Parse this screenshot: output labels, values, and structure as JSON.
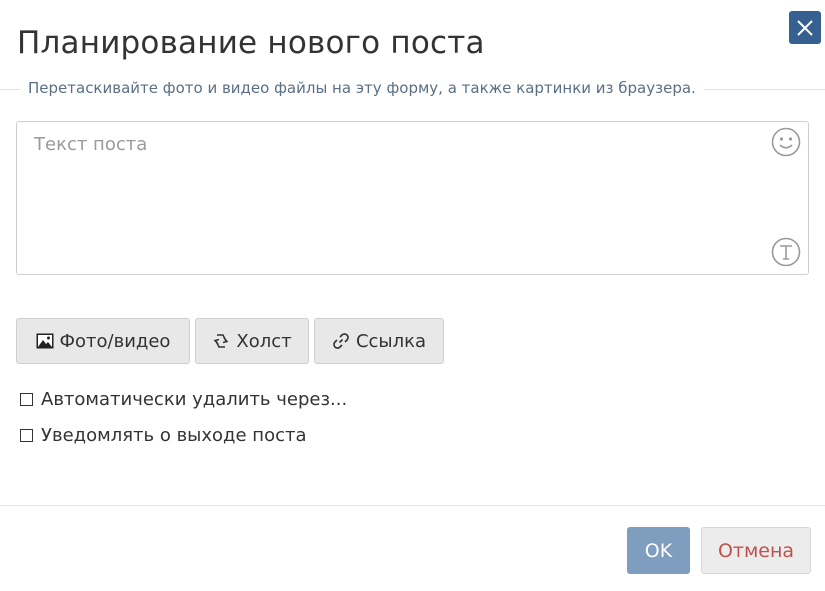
{
  "dialog": {
    "title": "Планирование нового поста",
    "hint": "Перетаскивайте фото и видео файлы на эту форму, а также картинки из браузера."
  },
  "post": {
    "placeholder": "Текст поста",
    "value": ""
  },
  "attach": {
    "photo_label": "Фото/видео",
    "canvas_label": "Холст",
    "link_label": "Ссылка"
  },
  "options": {
    "auto_delete_label": "Автоматически удалить через...",
    "auto_delete_checked": false,
    "notify_label": "Уведомлять о выходе поста",
    "notify_checked": false
  },
  "footer": {
    "ok_label": "OK",
    "cancel_label": "Отмена"
  },
  "colors": {
    "close_bg": "#35608f",
    "ok_bg": "#7e9dbf",
    "cancel_text": "#c0504d",
    "hint_text": "#5a6f85"
  }
}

□ □ □

Short problem ::
Images should not appear in the copy; retype the listing above exactly.

Final result ::
Parse this screenshot: output labels, values, and structure as JSON.
{
  "dialog": {
    "title": "Планирование нового поста",
    "hint": "Перетаскивайте фото и видео файлы на эту форму, а также картинки из браузера."
  },
  "post": {
    "placeholder": "Текст поста",
    "value": ""
  },
  "attach": {
    "photo_label": "Фото/видео",
    "canvas_label": "Холст",
    "link_label": "Ссылка"
  },
  "options": {
    "auto_delete_label": "Автоматически удалить через...",
    "auto_delete_checked": false,
    "notify_label": "Уведомлять о выходе поста",
    "notify_checked": false
  },
  "footer": {
    "ok_label": "OK",
    "cancel_label": "Отмена"
  },
  "colors": {
    "close_bg": "#35608f",
    "ok_bg": "#7e9dbf",
    "cancel_text": "#c0504d",
    "hint_text": "#5a6f85"
  }
}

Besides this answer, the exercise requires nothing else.